Task requirements ::
Write the records below out in full, character for character, with no pictures.

The records ::

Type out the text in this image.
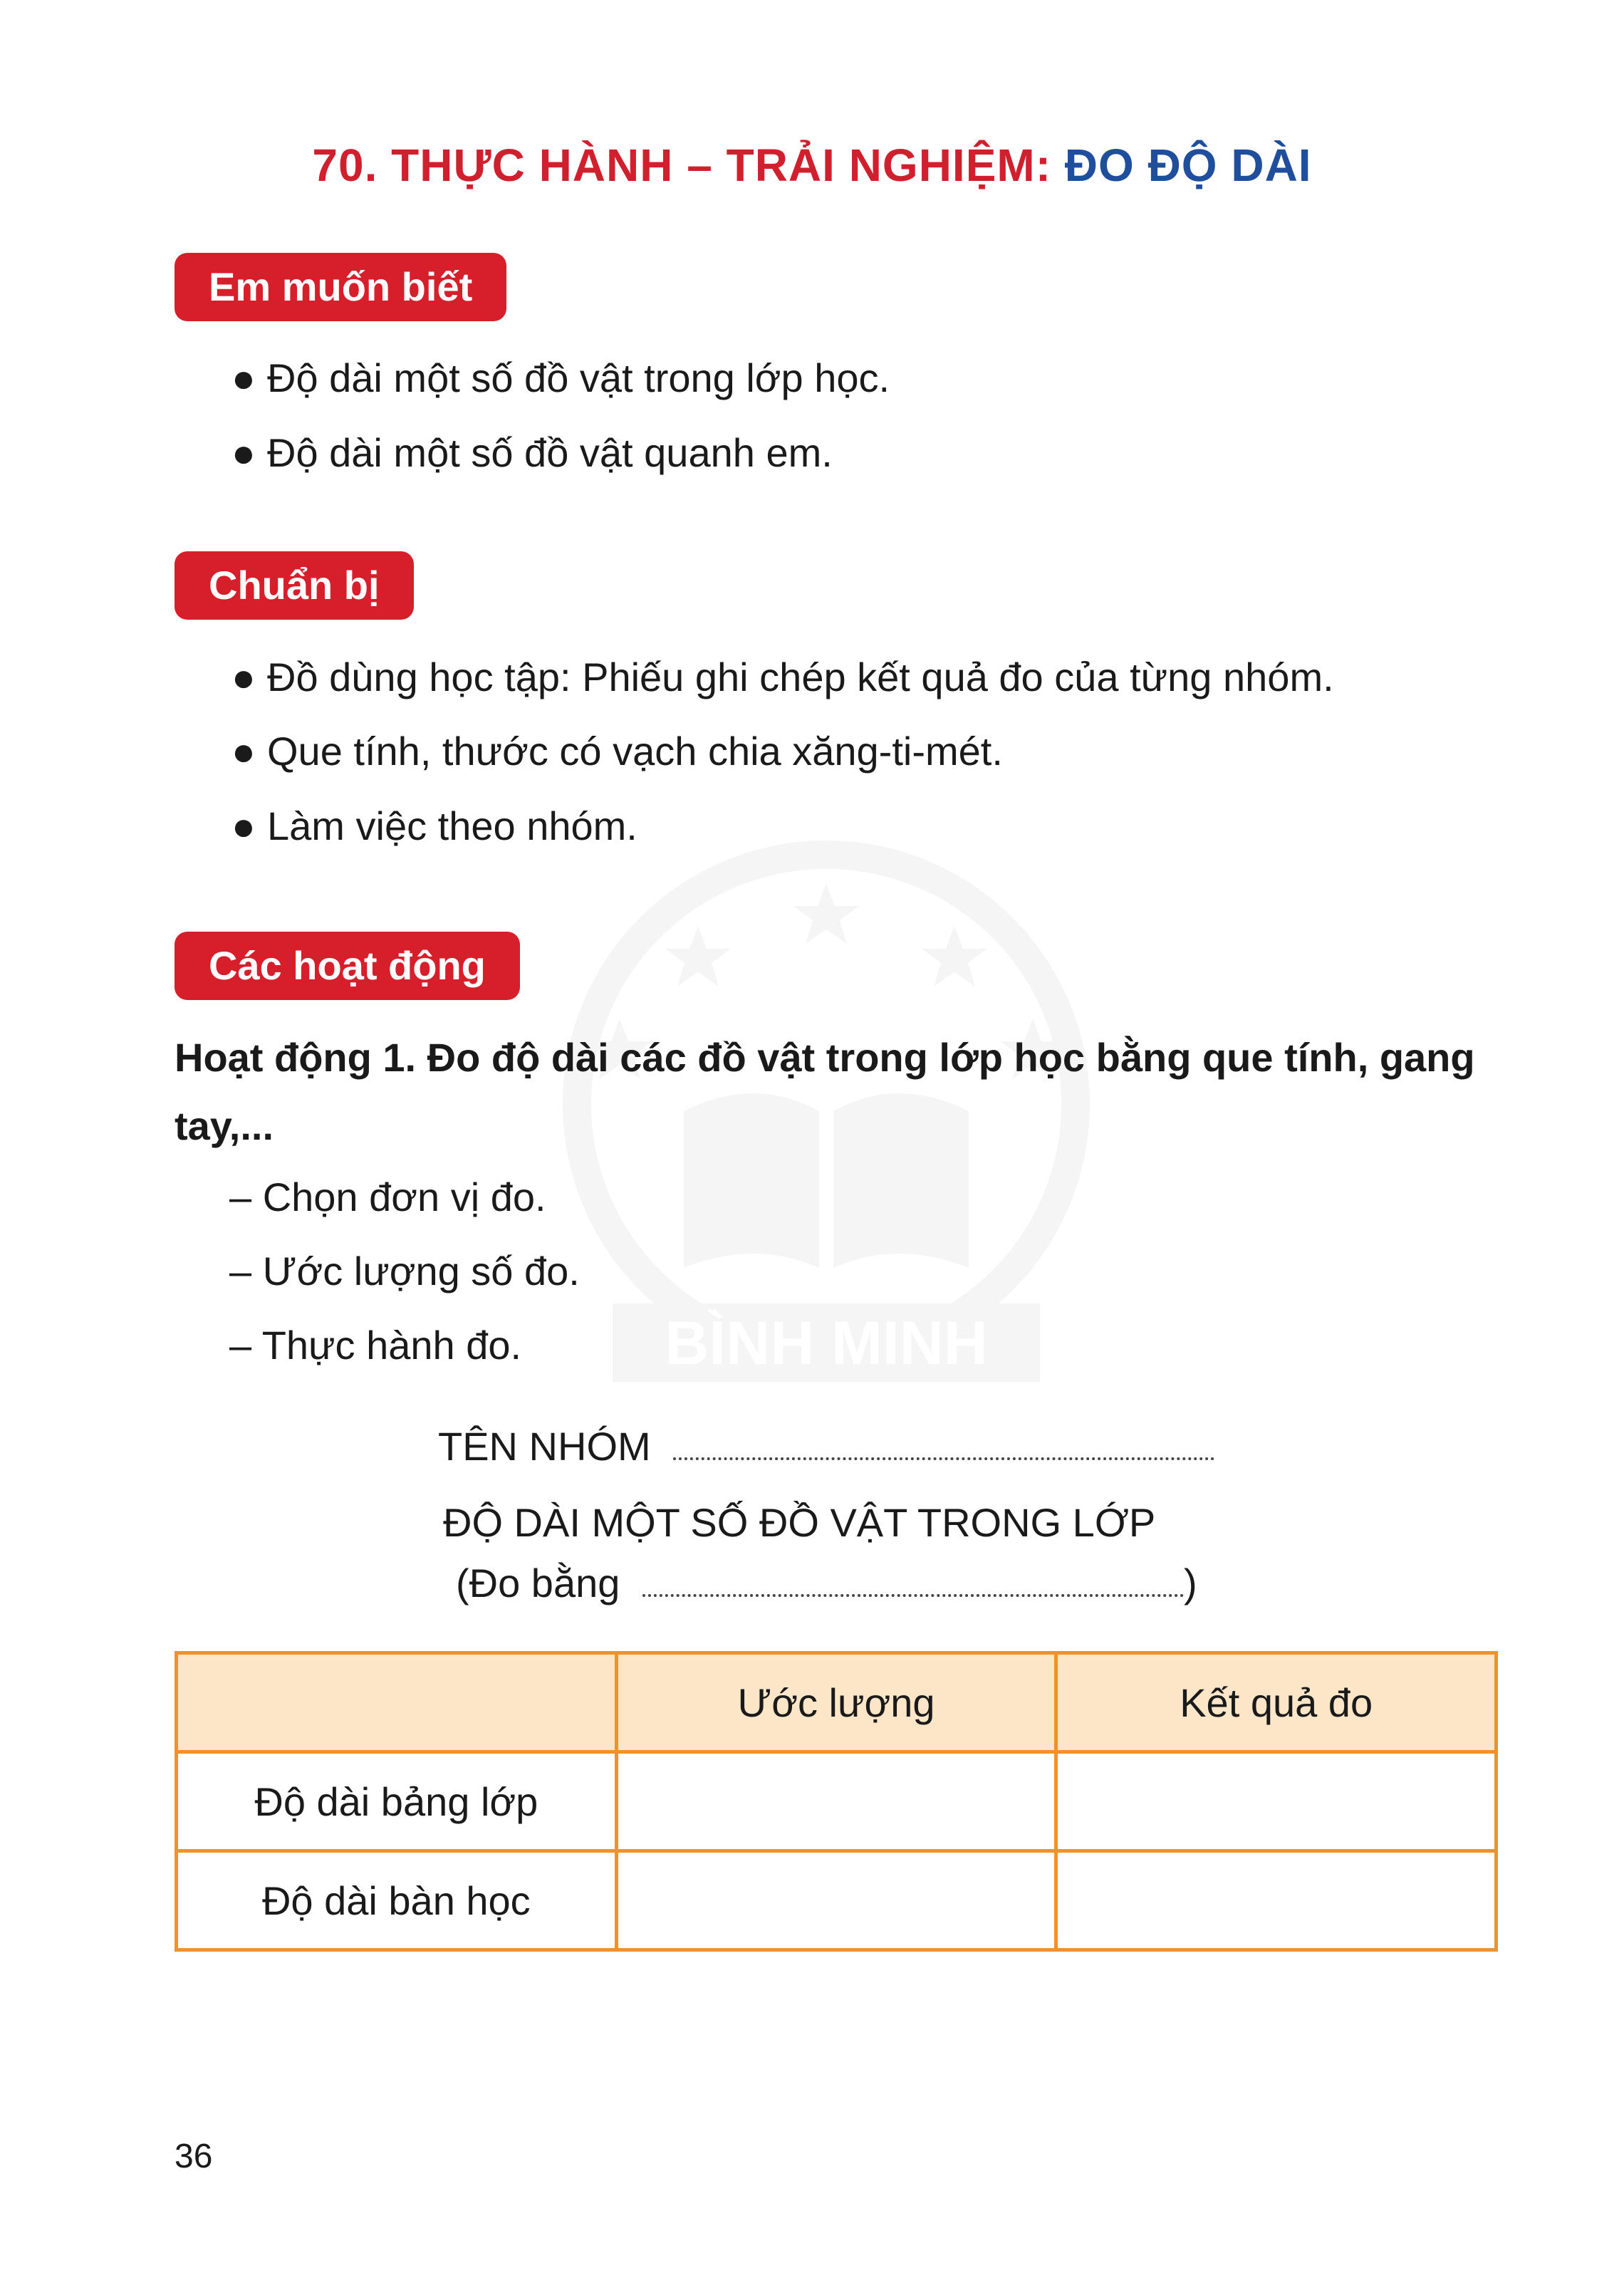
BÌNH MINH
70. THỰC HÀNH – TRẢI NGHIỆM: ĐO ĐỘ DÀI
Em muốn biết
● Độ dài một số đồ vật trong lớp học.
● Độ dài một số đồ vật quanh em.
Chuẩn bị
● Đồ dùng học tập: Phiếu ghi chép kết quả đo của từng nhóm.
● Que tính, thước có vạch chia xăng-ti-mét.
● Làm việc theo nhóm.
Các hoạt động
Hoạt động 1. Đo độ dài các đồ vật trong lớp học bằng que tính, gang tay,...
– Chọn đơn vị đo.
– Ước lượng số đo.
– Thực hành đo.
TÊN NHÓM
ĐỘ DÀI MỘT SỐ ĐỒ VẬT TRONG LỚP
(Đo bằng	)
	Ước lượng	Kết quả đo
Độ dài bảng lớp		
Độ dài bàn học		
36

Result of the task ::
Type out the text in this image.
BÌNH MINH
70. THỰC HÀNH – TRẢI NGHIỆM: ĐO ĐỘ DÀI
Em muốn biết
● Độ dài một số đồ vật trong lớp học.
● Độ dài một số đồ vật quanh em.
Chuẩn bị
● Đồ dùng học tập: Phiếu ghi chép kết quả đo của từng nhóm.
● Que tính, thước có vạch chia xăng-ti-mét.
● Làm việc theo nhóm.
Các hoạt động
Hoạt động 1. Đo độ dài các đồ vật trong lớp học bằng que tính, gang tay,...
– Chọn đơn vị đo.
– Ước lượng số đo.
– Thực hành đo.
TÊN NHÓM
ĐỘ DÀI MỘT SỐ ĐỒ VẬT TRONG LỚP
(Đo bằng	)
	Ước lượng	Kết quả đo
Độ dài bảng lớp		
Độ dài bàn học		
36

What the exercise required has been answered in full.